### [Task to complete]
Your answer should be a single number: the count of lines that include "Частота".

### [Material]
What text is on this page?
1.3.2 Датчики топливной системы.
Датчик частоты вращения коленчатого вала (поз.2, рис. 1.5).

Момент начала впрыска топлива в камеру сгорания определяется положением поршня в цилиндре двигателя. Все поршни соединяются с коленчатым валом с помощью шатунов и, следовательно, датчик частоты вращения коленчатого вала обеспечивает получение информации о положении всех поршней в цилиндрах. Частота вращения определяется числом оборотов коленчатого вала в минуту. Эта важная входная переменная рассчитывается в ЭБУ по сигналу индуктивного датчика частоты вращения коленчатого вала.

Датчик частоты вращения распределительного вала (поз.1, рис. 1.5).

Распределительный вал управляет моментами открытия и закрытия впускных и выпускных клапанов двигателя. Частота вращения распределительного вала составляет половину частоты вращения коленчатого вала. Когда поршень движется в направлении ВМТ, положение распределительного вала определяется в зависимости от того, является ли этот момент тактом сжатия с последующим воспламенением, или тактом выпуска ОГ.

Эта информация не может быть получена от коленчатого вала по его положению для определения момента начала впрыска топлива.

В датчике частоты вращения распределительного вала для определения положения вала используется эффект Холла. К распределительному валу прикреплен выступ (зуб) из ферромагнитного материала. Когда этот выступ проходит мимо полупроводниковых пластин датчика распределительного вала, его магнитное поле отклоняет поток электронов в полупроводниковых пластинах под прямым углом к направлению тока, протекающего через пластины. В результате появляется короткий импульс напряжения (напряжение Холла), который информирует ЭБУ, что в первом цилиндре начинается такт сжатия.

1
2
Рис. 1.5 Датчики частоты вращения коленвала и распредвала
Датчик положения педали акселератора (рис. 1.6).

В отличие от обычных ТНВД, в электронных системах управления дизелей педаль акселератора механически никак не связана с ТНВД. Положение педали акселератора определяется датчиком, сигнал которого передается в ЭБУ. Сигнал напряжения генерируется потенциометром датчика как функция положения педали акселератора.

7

### [The completed task]
2